* begin *
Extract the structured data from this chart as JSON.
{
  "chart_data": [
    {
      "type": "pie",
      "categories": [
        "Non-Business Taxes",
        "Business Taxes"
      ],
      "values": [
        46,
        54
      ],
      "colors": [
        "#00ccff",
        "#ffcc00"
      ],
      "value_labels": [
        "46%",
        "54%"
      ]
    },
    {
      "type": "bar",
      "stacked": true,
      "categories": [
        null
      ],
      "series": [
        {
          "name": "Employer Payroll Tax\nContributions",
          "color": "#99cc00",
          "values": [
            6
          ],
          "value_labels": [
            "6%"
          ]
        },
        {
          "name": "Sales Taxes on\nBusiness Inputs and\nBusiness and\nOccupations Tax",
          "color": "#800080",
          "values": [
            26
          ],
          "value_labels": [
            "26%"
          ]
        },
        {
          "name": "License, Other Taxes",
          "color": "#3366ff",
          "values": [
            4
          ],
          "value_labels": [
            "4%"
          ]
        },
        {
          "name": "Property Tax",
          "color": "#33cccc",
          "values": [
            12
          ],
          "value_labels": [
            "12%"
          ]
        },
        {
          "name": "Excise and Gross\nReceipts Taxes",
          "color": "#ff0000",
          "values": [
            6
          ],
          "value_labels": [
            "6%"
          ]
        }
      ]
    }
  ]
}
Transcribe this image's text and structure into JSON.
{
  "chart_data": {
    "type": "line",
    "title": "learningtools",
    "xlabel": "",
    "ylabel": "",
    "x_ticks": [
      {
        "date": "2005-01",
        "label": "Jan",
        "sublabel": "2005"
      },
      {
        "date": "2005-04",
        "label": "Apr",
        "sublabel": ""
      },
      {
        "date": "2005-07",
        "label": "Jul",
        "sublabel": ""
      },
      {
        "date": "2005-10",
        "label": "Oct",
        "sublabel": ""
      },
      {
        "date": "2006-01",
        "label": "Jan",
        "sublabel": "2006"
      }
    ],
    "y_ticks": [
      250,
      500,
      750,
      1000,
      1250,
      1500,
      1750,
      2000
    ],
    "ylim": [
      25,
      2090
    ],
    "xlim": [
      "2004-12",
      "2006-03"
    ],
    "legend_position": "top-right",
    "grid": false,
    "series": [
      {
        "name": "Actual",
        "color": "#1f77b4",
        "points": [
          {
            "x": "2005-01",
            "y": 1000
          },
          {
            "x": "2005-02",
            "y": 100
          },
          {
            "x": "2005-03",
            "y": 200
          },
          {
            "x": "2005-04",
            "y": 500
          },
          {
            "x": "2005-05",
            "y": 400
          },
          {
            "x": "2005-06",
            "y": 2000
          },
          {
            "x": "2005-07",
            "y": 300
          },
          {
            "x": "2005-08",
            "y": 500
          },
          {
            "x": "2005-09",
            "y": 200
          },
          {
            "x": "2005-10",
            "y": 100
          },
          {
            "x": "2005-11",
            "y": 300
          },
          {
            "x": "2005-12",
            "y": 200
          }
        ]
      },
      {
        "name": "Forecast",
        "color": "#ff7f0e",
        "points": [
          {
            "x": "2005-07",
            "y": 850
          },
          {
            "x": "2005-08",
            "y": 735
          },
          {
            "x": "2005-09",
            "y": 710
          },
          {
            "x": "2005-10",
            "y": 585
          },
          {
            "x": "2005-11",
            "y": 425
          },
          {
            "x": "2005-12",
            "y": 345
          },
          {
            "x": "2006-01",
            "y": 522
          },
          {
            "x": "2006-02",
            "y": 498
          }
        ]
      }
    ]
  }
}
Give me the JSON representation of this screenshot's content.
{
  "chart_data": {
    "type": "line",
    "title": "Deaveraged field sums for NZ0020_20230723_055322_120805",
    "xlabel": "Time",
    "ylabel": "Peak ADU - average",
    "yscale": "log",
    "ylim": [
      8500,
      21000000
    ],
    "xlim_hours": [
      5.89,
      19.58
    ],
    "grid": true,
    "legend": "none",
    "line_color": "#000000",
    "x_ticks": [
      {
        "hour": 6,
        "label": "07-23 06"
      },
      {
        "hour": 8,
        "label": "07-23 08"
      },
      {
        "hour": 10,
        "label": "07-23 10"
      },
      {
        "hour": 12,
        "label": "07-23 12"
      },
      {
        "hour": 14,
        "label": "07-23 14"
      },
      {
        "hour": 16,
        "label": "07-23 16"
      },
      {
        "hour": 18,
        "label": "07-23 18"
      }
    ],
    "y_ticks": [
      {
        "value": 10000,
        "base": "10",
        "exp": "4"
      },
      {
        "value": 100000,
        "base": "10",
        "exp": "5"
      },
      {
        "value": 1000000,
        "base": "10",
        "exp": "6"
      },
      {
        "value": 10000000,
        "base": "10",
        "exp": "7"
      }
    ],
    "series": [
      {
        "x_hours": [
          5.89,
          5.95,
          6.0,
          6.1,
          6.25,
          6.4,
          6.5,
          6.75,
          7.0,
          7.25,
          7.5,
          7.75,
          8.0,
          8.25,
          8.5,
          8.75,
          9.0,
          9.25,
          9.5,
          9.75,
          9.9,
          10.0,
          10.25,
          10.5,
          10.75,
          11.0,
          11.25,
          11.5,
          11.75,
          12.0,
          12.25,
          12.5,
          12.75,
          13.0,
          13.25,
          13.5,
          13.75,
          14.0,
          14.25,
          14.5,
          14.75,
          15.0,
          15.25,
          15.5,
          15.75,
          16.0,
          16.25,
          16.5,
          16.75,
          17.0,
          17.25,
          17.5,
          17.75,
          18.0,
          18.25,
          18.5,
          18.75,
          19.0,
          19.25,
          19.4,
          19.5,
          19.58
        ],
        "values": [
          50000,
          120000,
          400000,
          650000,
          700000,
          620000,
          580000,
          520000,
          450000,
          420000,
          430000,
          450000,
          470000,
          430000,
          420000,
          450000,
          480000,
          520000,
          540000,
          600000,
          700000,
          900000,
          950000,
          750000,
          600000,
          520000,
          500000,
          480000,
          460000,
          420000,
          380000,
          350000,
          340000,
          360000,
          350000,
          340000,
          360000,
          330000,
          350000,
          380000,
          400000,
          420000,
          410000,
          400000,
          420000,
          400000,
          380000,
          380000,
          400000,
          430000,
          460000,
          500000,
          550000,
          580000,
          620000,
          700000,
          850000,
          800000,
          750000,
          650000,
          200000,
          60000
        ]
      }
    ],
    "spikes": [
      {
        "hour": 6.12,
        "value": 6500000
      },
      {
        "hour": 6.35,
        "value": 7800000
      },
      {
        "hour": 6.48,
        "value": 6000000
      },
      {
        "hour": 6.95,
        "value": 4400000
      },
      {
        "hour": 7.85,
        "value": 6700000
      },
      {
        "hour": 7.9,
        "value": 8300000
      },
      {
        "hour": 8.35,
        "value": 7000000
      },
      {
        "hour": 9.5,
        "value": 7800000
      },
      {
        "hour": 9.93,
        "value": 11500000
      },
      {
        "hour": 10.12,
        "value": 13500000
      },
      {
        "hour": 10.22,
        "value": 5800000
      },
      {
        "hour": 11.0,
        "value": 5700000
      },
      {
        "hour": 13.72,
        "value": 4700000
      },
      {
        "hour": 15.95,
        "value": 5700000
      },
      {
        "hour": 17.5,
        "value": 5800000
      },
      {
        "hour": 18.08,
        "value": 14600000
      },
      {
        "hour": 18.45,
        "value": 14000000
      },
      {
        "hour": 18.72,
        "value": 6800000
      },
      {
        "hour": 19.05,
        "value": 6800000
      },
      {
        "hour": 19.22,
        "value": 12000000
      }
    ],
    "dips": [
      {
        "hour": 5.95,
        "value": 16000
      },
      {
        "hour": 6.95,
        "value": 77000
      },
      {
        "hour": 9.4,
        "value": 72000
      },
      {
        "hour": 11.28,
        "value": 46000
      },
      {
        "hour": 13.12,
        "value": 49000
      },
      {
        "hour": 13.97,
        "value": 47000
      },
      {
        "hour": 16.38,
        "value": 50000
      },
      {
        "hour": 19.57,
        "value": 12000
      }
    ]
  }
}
* end *
** Your objective **
Pick out all the lines with the word "title" in them and copy them.

** Answer in full **
    "title": "learningtools",
    "title": "Deaveraged field sums for NZ0020_20230723_055322_120805",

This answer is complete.